▶ Your instructions
Word for word, repeat the entries, minus the pictures.

▶ Information given
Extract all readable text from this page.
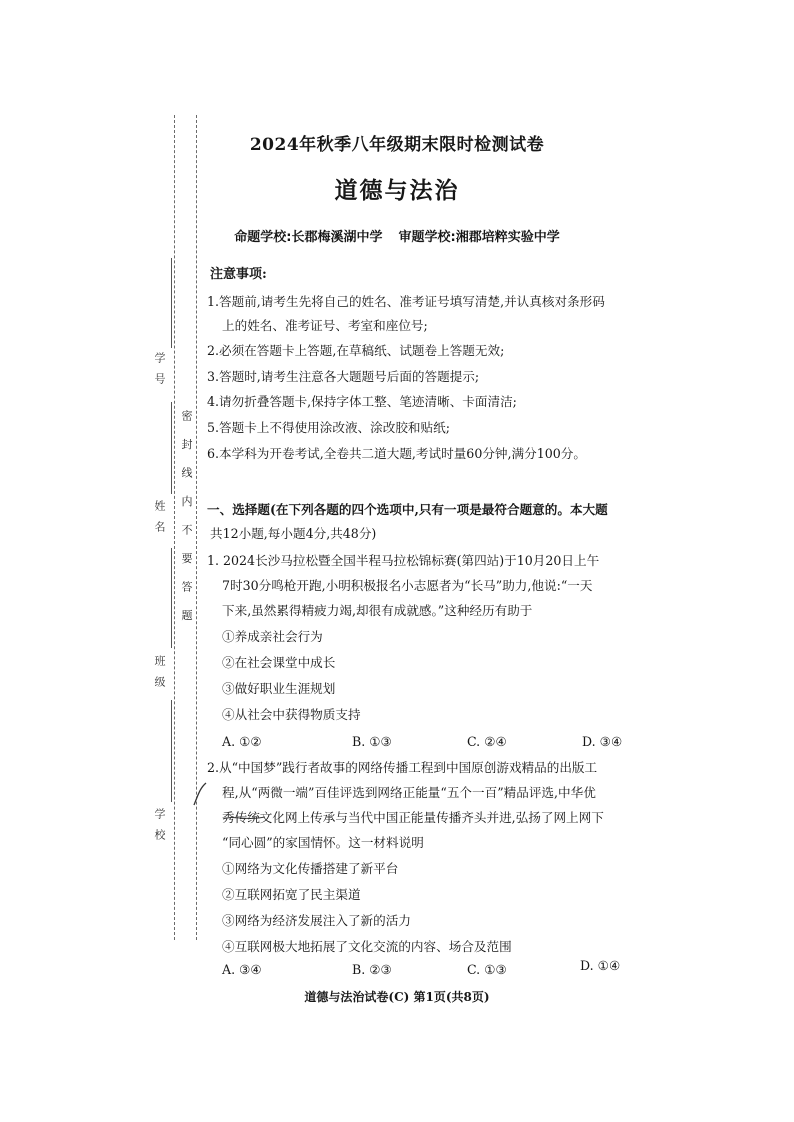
学号
姓名
班级
学校
密封线内不要答题
2024年秋季八年级期末限时检测试卷
道德与法治
命题学校:长郡梅溪湖中学 审题学校:湘郡培粹实验中学
注意事项:
1.答题前,请考生先将自己的姓名、准考证号填写清楚,并认真核对条形码
上的姓名、准考证号、考室和座位号;
2.必须在答题卡上答题,在草稿纸、试题卷上答题无效;
3.答题时,请考生注意各大题题号后面的答题提示;
4.请勿折叠答题卡,保持字体工整、笔迹清晰、卡面清洁;
5.答题卡上不得使用涂改液、涂改胶和贴纸;
6.本学科为开卷考试,全卷共二道大题,考试时量60分钟,满分100分。
一、选择题(在下列各题的四个选项中,只有一项是最符合题意的。本大题
共12小题,每小题4分,共48分)
1. 2024长沙马拉松暨全国半程马拉松锦标赛(第四站)于10月20日上午
7时30分鸣枪开跑,小明积极报名小志愿者为“长马”助力,他说:“一天
下来,虽然累得精疲力竭,却很有成就感。”这种经历有助于
①养成亲社会行为
②在社会课堂中成长
③做好职业生涯规划
④从社会中获得物质支持
A. ①②	B. ①③	C. ②④	D. ③④
2.从“中国梦”践行者故事的网络传播工程到中国原创游戏精品的出版工
程,从“两微一端”百佳评选到网络正能量“五个一百”精品评选,中华优
秀传统文化网上传承与当代中国正能量传播齐头并进,弘扬了网上网下
“同心圆”的家国情怀。这一材料说明
①网络为文化传播搭建了新平台
②互联网拓宽了民主渠道
③网络为经济发展注入了新的活力
④互联网极大地拓展了文化交流的内容、场合及范围
A. ③④	B. ②③	C. ①③	D. ①④
道德与法治试卷(C) 第1页(共8页)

▶ Output
Extract all readable text from this page.
学号
姓名
班级
学校
密封线内不要答题
2024年秋季八年级期末限时检测试卷
道德与法治
命题学校:长郡梅溪湖中学 审题学校:湘郡培粹实验中学
注意事项:
1.答题前,请考生先将自己的姓名、准考证号填写清楚,并认真核对条形码
上的姓名、准考证号、考室和座位号;
2.必须在答题卡上答题,在草稿纸、试题卷上答题无效;
3.答题时,请考生注意各大题题号后面的答题提示;
4.请勿折叠答题卡,保持字体工整、笔迹清晰、卡面清洁;
5.答题卡上不得使用涂改液、涂改胶和贴纸;
6.本学科为开卷考试,全卷共二道大题,考试时量60分钟,满分100分。
一、选择题(在下列各题的四个选项中,只有一项是最符合题意的。本大题
共12小题,每小题4分,共48分)
1. 2024长沙马拉松暨全国半程马拉松锦标赛(第四站)于10月20日上午
7时30分鸣枪开跑,小明积极报名小志愿者为“长马”助力,他说:“一天
下来,虽然累得精疲力竭,却很有成就感。”这种经历有助于
①养成亲社会行为
②在社会课堂中成长
③做好职业生涯规划
④从社会中获得物质支持
A. ①②	B. ①③	C. ②④	D. ③④
2.从“中国梦”践行者故事的网络传播工程到中国原创游戏精品的出版工
程,从“两微一端”百佳评选到网络正能量“五个一百”精品评选,中华优
秀传统文化网上传承与当代中国正能量传播齐头并进,弘扬了网上网下
“同心圆”的家国情怀。这一材料说明
①网络为文化传播搭建了新平台
②互联网拓宽了民主渠道
③网络为经济发展注入了新的活力
④互联网极大地拓展了文化交流的内容、场合及范围
A. ③④	B. ②③	C. ①③	D. ①④
道德与法治试卷(C) 第1页(共8页)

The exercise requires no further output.